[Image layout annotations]
+---+
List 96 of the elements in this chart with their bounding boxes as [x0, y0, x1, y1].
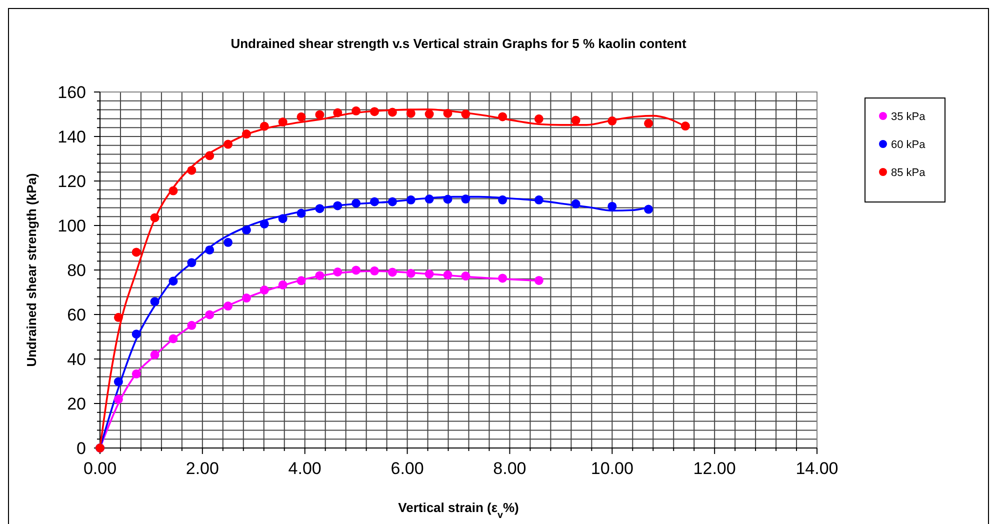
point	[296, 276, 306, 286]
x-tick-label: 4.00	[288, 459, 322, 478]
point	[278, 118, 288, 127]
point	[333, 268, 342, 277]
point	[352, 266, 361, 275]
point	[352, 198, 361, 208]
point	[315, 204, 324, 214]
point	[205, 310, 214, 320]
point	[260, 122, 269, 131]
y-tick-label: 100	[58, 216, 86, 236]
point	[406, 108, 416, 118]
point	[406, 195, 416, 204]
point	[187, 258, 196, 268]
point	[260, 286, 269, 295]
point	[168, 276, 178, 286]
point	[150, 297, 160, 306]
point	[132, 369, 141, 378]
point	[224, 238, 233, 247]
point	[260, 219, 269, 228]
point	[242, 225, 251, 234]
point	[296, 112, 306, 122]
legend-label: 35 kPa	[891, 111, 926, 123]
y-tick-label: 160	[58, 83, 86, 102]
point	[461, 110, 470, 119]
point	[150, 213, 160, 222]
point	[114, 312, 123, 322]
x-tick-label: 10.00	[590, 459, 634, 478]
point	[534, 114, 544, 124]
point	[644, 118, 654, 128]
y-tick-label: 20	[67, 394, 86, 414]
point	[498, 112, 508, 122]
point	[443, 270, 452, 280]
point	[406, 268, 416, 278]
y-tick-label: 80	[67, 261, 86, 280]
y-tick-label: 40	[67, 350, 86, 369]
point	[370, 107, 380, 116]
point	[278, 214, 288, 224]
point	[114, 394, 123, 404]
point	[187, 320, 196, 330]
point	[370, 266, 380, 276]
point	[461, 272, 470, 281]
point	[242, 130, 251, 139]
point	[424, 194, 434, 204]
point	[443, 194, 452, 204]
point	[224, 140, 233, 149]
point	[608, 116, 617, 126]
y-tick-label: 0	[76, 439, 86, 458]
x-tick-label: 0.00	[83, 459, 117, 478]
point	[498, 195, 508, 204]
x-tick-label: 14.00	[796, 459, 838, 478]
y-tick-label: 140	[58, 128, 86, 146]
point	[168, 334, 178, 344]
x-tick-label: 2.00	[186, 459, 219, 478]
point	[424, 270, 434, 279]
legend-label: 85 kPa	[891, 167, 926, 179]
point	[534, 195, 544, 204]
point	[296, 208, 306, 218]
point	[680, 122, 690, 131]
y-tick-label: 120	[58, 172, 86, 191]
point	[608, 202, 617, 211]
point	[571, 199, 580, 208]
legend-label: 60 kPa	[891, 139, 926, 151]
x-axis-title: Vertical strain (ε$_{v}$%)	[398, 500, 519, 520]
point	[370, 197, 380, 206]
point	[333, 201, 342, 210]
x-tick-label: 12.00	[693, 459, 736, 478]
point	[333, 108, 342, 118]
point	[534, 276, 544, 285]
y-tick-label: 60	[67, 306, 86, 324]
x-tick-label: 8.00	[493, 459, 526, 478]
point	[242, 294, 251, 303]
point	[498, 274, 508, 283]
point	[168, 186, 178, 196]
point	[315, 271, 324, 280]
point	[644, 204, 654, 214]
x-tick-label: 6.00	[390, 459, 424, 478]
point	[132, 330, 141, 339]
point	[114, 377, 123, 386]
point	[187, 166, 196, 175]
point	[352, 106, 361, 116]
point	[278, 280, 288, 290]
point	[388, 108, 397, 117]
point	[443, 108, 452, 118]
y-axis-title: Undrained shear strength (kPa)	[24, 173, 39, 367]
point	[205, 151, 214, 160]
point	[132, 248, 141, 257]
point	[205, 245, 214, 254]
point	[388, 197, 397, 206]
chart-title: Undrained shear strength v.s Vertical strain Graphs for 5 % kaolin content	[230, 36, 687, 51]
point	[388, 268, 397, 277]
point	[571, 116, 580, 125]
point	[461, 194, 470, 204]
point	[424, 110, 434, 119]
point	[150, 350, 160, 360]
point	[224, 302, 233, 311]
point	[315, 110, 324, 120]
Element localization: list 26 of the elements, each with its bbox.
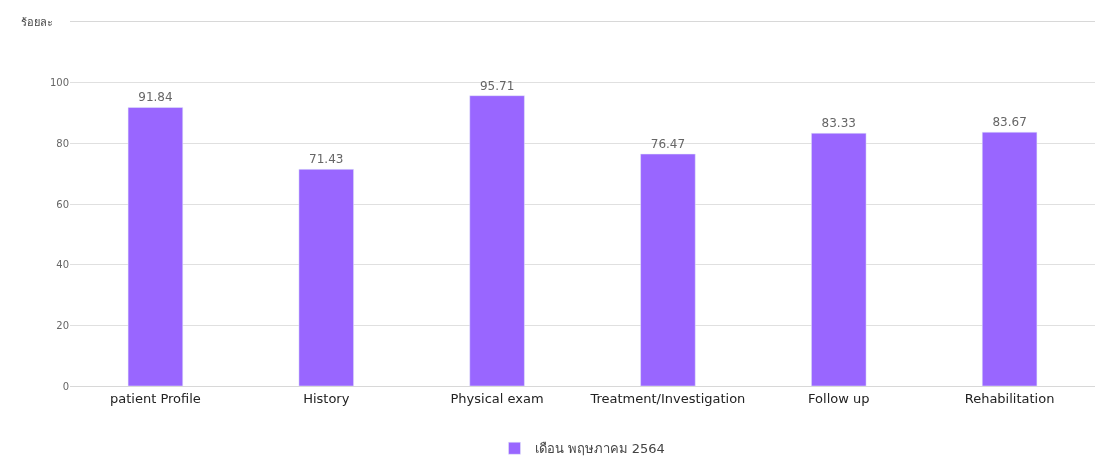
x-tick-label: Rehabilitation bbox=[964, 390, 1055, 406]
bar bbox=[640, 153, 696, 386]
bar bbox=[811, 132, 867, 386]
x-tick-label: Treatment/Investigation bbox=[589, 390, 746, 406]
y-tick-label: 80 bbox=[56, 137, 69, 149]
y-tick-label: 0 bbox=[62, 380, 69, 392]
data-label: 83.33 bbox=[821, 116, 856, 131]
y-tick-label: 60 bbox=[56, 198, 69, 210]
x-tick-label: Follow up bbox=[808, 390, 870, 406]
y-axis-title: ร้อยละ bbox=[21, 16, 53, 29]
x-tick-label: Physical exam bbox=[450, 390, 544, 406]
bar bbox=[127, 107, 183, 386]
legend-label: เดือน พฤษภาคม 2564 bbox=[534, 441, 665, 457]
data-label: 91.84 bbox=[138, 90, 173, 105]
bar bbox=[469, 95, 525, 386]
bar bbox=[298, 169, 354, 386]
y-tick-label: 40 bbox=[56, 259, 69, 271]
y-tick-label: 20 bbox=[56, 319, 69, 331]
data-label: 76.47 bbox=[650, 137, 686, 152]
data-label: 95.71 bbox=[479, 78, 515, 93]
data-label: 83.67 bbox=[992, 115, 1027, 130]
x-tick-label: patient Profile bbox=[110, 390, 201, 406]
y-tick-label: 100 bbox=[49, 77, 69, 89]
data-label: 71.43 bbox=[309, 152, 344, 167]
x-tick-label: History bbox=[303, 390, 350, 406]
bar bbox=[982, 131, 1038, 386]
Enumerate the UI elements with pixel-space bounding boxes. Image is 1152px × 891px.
+---+
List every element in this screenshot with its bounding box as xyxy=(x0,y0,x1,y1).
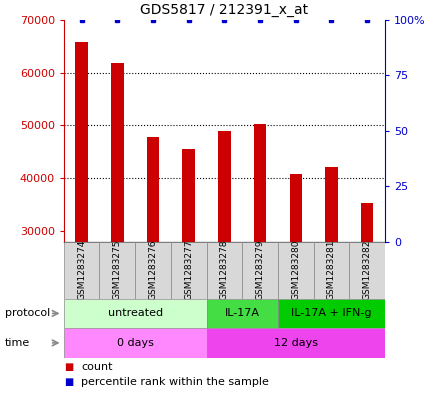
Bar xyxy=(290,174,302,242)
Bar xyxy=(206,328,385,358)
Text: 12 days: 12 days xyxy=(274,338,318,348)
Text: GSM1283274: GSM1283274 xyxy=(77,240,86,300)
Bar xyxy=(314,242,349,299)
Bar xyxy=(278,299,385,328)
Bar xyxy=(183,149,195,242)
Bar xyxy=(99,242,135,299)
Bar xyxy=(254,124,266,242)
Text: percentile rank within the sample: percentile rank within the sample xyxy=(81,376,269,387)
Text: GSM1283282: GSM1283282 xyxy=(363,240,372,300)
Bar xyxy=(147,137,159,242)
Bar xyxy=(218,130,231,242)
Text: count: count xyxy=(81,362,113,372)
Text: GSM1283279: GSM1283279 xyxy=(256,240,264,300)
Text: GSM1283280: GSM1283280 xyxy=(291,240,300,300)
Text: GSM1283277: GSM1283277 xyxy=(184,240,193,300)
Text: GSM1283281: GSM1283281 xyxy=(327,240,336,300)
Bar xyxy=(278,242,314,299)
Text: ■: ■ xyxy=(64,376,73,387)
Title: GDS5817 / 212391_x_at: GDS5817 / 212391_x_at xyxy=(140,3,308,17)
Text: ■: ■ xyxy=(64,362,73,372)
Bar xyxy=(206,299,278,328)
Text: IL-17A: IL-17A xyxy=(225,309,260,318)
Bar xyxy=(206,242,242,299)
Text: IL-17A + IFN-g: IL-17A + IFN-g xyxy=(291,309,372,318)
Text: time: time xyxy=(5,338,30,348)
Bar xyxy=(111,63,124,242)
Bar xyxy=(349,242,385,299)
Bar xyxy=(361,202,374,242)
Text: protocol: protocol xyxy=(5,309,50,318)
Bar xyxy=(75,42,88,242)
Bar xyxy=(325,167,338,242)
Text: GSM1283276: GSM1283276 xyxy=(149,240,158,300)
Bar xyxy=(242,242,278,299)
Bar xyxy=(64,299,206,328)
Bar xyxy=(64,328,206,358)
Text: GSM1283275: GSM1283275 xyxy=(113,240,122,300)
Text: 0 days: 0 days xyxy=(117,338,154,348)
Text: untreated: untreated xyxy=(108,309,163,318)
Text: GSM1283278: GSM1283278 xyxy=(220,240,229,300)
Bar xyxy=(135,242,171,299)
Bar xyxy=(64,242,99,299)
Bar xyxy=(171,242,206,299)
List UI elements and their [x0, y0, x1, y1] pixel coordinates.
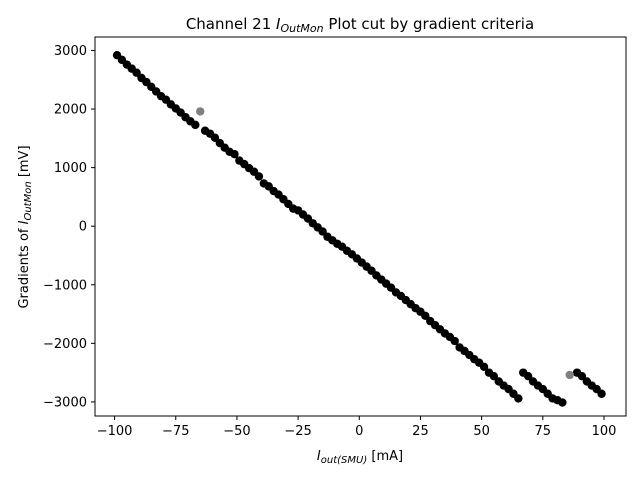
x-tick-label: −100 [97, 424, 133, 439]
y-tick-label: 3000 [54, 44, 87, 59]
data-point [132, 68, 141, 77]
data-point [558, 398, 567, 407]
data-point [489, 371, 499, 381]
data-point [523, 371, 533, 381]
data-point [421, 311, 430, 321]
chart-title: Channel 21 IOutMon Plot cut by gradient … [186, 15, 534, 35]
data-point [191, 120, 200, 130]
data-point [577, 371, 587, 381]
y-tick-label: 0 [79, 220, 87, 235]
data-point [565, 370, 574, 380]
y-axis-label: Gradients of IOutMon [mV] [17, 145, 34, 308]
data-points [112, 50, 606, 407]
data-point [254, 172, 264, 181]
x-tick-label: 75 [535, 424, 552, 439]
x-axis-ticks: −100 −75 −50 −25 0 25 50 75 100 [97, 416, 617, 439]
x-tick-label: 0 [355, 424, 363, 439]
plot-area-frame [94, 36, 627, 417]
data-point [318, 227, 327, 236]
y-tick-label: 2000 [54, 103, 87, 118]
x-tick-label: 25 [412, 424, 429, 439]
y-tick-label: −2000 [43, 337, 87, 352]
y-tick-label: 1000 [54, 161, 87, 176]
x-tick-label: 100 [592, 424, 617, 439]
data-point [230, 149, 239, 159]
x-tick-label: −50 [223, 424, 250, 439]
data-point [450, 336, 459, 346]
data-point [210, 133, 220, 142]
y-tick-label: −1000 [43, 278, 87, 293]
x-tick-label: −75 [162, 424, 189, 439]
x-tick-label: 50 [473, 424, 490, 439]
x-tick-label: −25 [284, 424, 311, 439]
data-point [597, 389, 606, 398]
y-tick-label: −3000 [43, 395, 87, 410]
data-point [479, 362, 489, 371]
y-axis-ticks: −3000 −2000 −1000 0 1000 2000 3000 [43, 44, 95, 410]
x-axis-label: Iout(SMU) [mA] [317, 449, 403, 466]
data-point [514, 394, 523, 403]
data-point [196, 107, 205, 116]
+---+
Can you turn only the lines from the one containing "276, 306, 286]" down to the one containing "459, 634, 478]", both included, into a numbered list, leaving out any blank lines?

1. point	[296, 276, 306, 286]
2. x-tick-label: 4.00	[288, 459, 322, 478]
3. point	[278, 118, 288, 127]
4. point	[333, 268, 342, 277]
5. point	[352, 266, 361, 275]
6. point	[352, 198, 361, 208]
7. point	[315, 204, 324, 214]
8. point	[205, 310, 214, 320]
9. point	[260, 122, 269, 131]
10. y-tick-label: 100	[58, 216, 86, 236]
11. point	[406, 108, 416, 118]
12. point	[406, 195, 416, 204]
13. point	[187, 258, 196, 268]
14. point	[260, 286, 269, 295]
15. point	[168, 276, 178, 286]
16. point	[150, 297, 160, 306]
17. point	[132, 369, 141, 378]
18. point	[224, 238, 233, 247]
19. point	[260, 219, 269, 228]
20. point	[242, 225, 251, 234]
21. point	[296, 112, 306, 122]
22. legend-label: 35 kPa	[891, 111, 926, 123]
23. y-tick-label: 160	[58, 83, 86, 102]
24. point	[461, 110, 470, 119]
25. point	[150, 213, 160, 222]
26. point	[114, 312, 123, 322]
27. x-tick-label: 10.00	[590, 459, 634, 478]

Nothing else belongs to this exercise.